◆ GOAL
Determine how many lines of the records include "Tolerance", and answer with the number alone.

◆ SUPPLIED RECORDS
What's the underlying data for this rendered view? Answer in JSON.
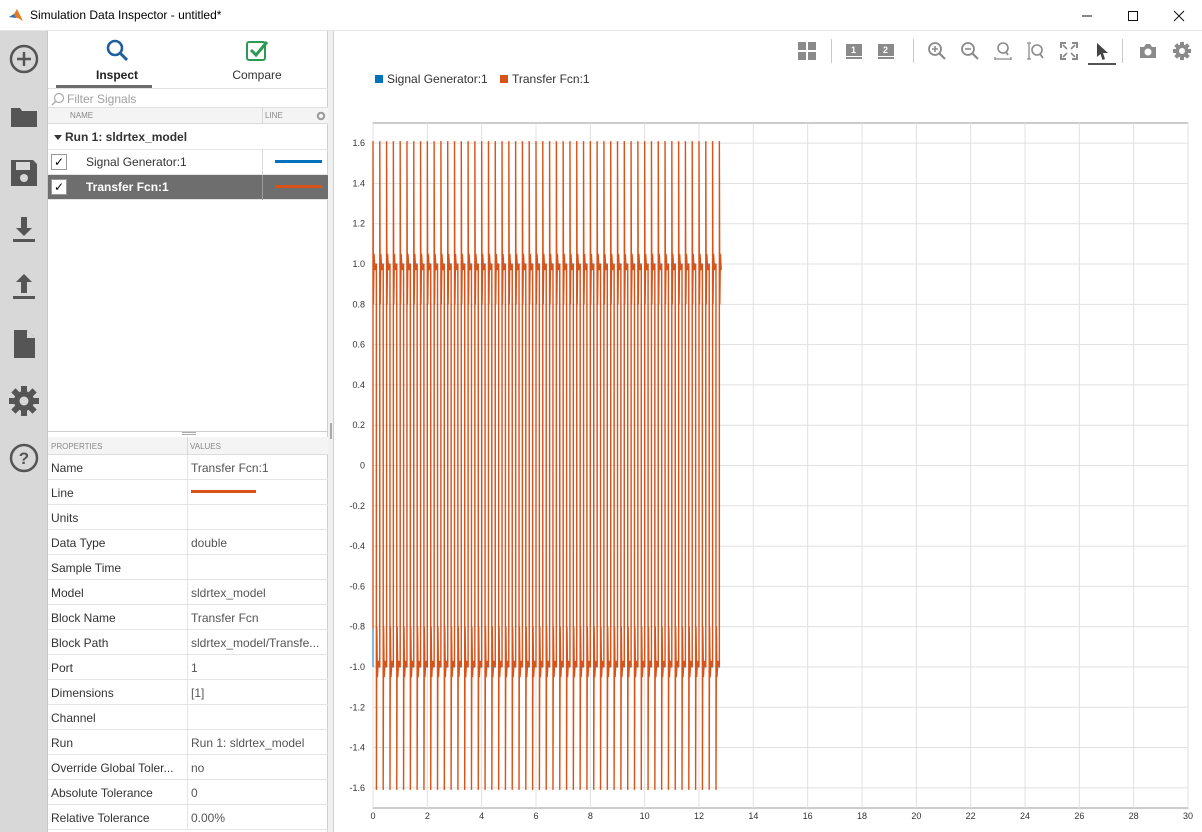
{
  "window": {
    "title": "Simulation Data Inspector - untitled*",
    "minimize": "—",
    "maximize": "☐",
    "close": "✕"
  },
  "rail": {
    "items": [
      "new-session",
      "open-folder",
      "save",
      "import",
      "export",
      "report",
      "settings",
      "help"
    ]
  },
  "tabs": {
    "inspect": "Inspect",
    "compare": "Compare"
  },
  "filter": {
    "placeholder": "Filter Signals"
  },
  "columns": {
    "name": "NAME",
    "line": "LINE"
  },
  "run": {
    "label": "Run 1: sldrtex_model"
  },
  "signals": [
    {
      "name": "Signal Generator:1",
      "checked": "✓",
      "color": "#0072bd",
      "selected": false
    },
    {
      "name": "Transfer Fcn:1",
      "checked": "✓",
      "color": "#d95319",
      "selected": true
    }
  ],
  "properties_header": {
    "key": "PROPERTIES",
    "value": "VALUES"
  },
  "properties": [
    {
      "key": "Name",
      "value": "Transfer Fcn:1"
    },
    {
      "key": "Line",
      "value": ""
    },
    {
      "key": "Units",
      "value": ""
    },
    {
      "key": "Data Type",
      "value": "double"
    },
    {
      "key": "Sample Time",
      "value": ""
    },
    {
      "key": "Model",
      "value": "sldrtex_model"
    },
    {
      "key": "Block Name",
      "value": "Transfer Fcn"
    },
    {
      "key": "Block Path",
      "value": "sldrtex_model/Transfe..."
    },
    {
      "key": "Port",
      "value": "1"
    },
    {
      "key": "Dimensions",
      "value": "[1]"
    },
    {
      "key": "Channel",
      "value": ""
    },
    {
      "key": "Run",
      "value": "Run 1: sldrtex_model"
    },
    {
      "key": "Override Global Toler...",
      "value": "no"
    },
    {
      "key": "Absolute Tolerance",
      "value": "0"
    },
    {
      "key": "Relative Tolerance",
      "value": "0.00%"
    }
  ],
  "toolbar": {
    "subplot_1": "1",
    "subplot_2": "2"
  },
  "colors": {
    "signal_generator": "#0072bd",
    "transfer_fcn": "#d95319",
    "selected_row": "#6e6e6e",
    "rail": "#d8d8d8"
  },
  "chart_data": {
    "type": "line",
    "title": "",
    "xlabel": "",
    "ylabel": "",
    "xlim": [
      0,
      30
    ],
    "ylim": [
      -1.7,
      1.7
    ],
    "grid": true,
    "legend_position": "top-left",
    "x_ticks": [
      0,
      2,
      4,
      6,
      8,
      10,
      12,
      14,
      16,
      18,
      20,
      22,
      24,
      26,
      28,
      30
    ],
    "y_ticks": [
      1.6,
      1.4,
      1.2,
      1.0,
      0.8,
      0.6,
      0.4,
      0.2,
      0,
      -0.2,
      -0.4,
      -0.6,
      -0.8,
      -1.0,
      -1.2,
      -1.4,
      -1.6
    ],
    "x_tick_labels": [
      "0",
      "2",
      "4",
      "6",
      "8",
      "10",
      "12",
      "14",
      "16",
      "18",
      "20",
      "22",
      "24",
      "26",
      "28",
      "30"
    ],
    "y_tick_labels": [
      "1.6",
      "1.4",
      "1.2",
      "1.0",
      "0.8",
      "0.6",
      "0.4",
      "0.2",
      "0",
      "-0.2",
      "-0.4",
      "-0.6",
      "-0.8",
      "-1.0",
      "-1.2",
      "-1.4",
      "-1.6"
    ],
    "series": [
      {
        "name": "Signal Generator:1",
        "color": "#0072bd",
        "waveform": "square",
        "amplitude": 1.0,
        "period": 0.25,
        "t_end": 12.8
      },
      {
        "name": "Transfer Fcn:1",
        "color": "#d95319",
        "waveform": "square-with-overshoot",
        "amplitude": 1.0,
        "overshoot_peak": 1.61,
        "settle_level": 0.81,
        "period": 0.25,
        "t_end": 12.8
      }
    ]
  }
}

◆ OUTPUT BELOW
2